**EXERCISE GOAL**
Set down the records once more, please, exactly and with the pictures left out.

**PROVIDED MATERIAL**

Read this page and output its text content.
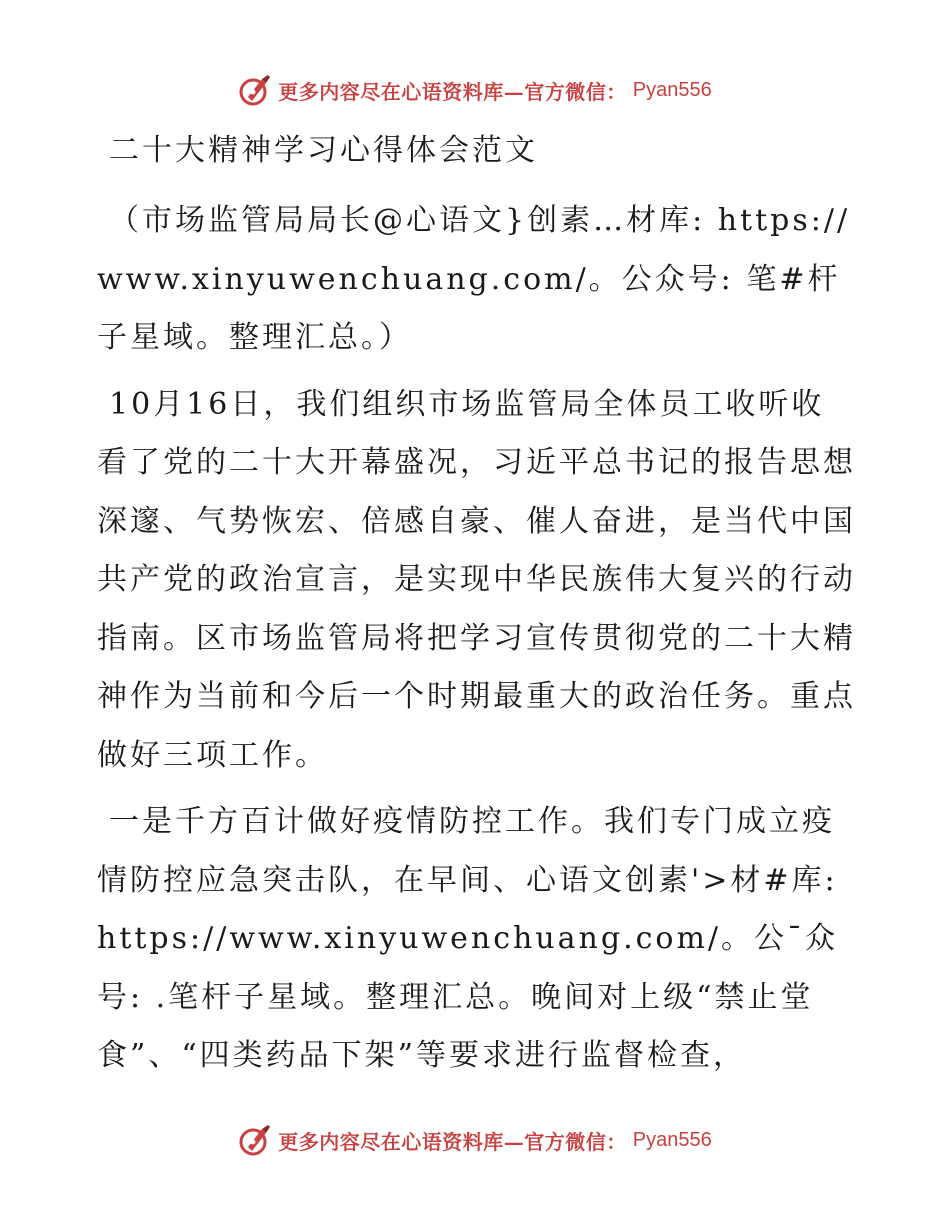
更多内容尽在心语资料库—官方微信： Pyan556
二十大精神学习心得体会范文

（市场监管局局长@心语文}创素…材库: https://www.xinyuwenchuang.com/。公众号: 笔#杆子星域。整理汇总。）

10月16日，我们组织市场监管局全体员工收听收看了党的二十大开幕盛况，习近平总书记的报告思想深邃、气势恢宏、倍感自豪、催人奋进，是当代中国共产党的政治宣言，是实现中华民族伟大复兴的行动指南。区市场监管局将把学习宣传贯彻党的二十大精神作为当前和今后一个时期最重大的政治任务。重点做好三项工作。

一是千方百计做好疫情防控工作。我们专门成立疫情防控应急突击队，在早间、心语文创素'>材#库: https://www.xinyuwenchuang.com/。公¯众号: .笔杆子星域。整理汇总。晚间对上级“禁止堂食”、“四类药品下架”等要求进行监督检查，

更多内容尽在心语资料库—官方微信： Pyan556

**WRITTEN RESPONSE**
Read this page and output its text content.
更多内容尽在心语资料库—官方微信： Pyan556
二十大精神学习心得体会范文

（市场监管局局长@心语文}创素…材库: https://www.xinyuwenchuang.com/。公众号: 笔#杆子星域。整理汇总。）

10月16日，我们组织市场监管局全体员工收听收看了党的二十大开幕盛况，习近平总书记的报告思想深邃、气势恢宏、倍感自豪、催人奋进，是当代中国共产党的政治宣言，是实现中华民族伟大复兴的行动指南。区市场监管局将把学习宣传贯彻党的二十大精神作为当前和今后一个时期最重大的政治任务。重点做好三项工作。

一是千方百计做好疫情防控工作。我们专门成立疫情防控应急突击队，在早间、心语文创素'>材#库: https://www.xinyuwenchuang.com/。公¯众号: .笔杆子星域。整理汇总。晚间对上级“禁止堂食”、“四类药品下架”等要求进行监督检查，

更多内容尽在心语资料库—官方微信： Pyan556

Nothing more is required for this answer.